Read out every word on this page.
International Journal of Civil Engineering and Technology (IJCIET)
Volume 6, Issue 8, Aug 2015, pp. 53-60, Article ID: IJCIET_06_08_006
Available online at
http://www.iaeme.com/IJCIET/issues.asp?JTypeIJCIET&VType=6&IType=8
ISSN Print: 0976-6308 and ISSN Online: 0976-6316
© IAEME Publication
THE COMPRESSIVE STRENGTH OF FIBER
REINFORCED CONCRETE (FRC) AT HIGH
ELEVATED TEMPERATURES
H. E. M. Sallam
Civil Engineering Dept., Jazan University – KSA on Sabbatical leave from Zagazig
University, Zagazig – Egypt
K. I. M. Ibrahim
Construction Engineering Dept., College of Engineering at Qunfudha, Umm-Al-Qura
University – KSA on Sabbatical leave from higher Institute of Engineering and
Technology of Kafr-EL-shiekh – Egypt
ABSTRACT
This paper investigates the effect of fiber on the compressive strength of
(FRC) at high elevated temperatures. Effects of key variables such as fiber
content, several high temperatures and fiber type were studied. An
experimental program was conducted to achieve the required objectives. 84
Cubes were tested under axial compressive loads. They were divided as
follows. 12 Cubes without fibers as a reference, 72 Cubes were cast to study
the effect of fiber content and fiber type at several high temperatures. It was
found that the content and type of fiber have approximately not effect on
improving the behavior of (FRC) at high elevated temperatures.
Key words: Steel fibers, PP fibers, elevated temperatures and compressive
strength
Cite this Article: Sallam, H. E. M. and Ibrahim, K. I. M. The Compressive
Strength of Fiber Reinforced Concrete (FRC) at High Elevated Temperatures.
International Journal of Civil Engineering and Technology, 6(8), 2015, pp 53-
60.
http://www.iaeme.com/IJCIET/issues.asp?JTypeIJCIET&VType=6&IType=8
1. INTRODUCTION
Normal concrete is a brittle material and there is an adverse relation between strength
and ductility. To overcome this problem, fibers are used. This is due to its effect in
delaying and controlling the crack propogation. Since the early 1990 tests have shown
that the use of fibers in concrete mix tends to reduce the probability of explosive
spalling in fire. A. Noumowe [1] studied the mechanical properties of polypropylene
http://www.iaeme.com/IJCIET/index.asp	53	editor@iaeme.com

> _Objective_
Print all of the entries exactly as they are written.

> _Output for this exercise_
Read out every word on this page.
International Journal of Civil Engineering and Technology (IJCIET)
Volume 6, Issue 8, Aug 2015, pp. 53-60, Article ID: IJCIET_06_08_006
Available online at
http://www.iaeme.com/IJCIET/issues.asp?JTypeIJCIET&VType=6&IType=8
ISSN Print: 0976-6308 and ISSN Online: 0976-6316
© IAEME Publication
THE COMPRESSIVE STRENGTH OF FIBER
REINFORCED CONCRETE (FRC) AT HIGH
ELEVATED TEMPERATURES
H. E. M. Sallam
Civil Engineering Dept., Jazan University – KSA on Sabbatical leave from Zagazig
University, Zagazig – Egypt
K. I. M. Ibrahim
Construction Engineering Dept., College of Engineering at Qunfudha, Umm-Al-Qura
University – KSA on Sabbatical leave from higher Institute of Engineering and
Technology of Kafr-EL-shiekh – Egypt
ABSTRACT
This paper investigates the effect of fiber on the compressive strength of
(FRC) at high elevated temperatures. Effects of key variables such as fiber
content, several high temperatures and fiber type were studied. An
experimental program was conducted to achieve the required objectives. 84
Cubes were tested under axial compressive loads. They were divided as
follows. 12 Cubes without fibers as a reference, 72 Cubes were cast to study
the effect of fiber content and fiber type at several high temperatures. It was
found that the content and type of fiber have approximately not effect on
improving the behavior of (FRC) at high elevated temperatures.
Key words: Steel fibers, PP fibers, elevated temperatures and compressive
strength
Cite this Article: Sallam, H. E. M. and Ibrahim, K. I. M. The Compressive
Strength of Fiber Reinforced Concrete (FRC) at High Elevated Temperatures.
International Journal of Civil Engineering and Technology, 6(8), 2015, pp 53-
60.
http://www.iaeme.com/IJCIET/issues.asp?JTypeIJCIET&VType=6&IType=8
1. INTRODUCTION
Normal concrete is a brittle material and there is an adverse relation between strength
and ductility. To overcome this problem, fibers are used. This is due to its effect in
delaying and controlling the crack propogation. Since the early 1990 tests have shown
that the use of fibers in concrete mix tends to reduce the probability of explosive
spalling in fire. A. Noumowe [1] studied the mechanical properties of polypropylene
http://www.iaeme.com/IJCIET/index.asp	53	editor@iaeme.com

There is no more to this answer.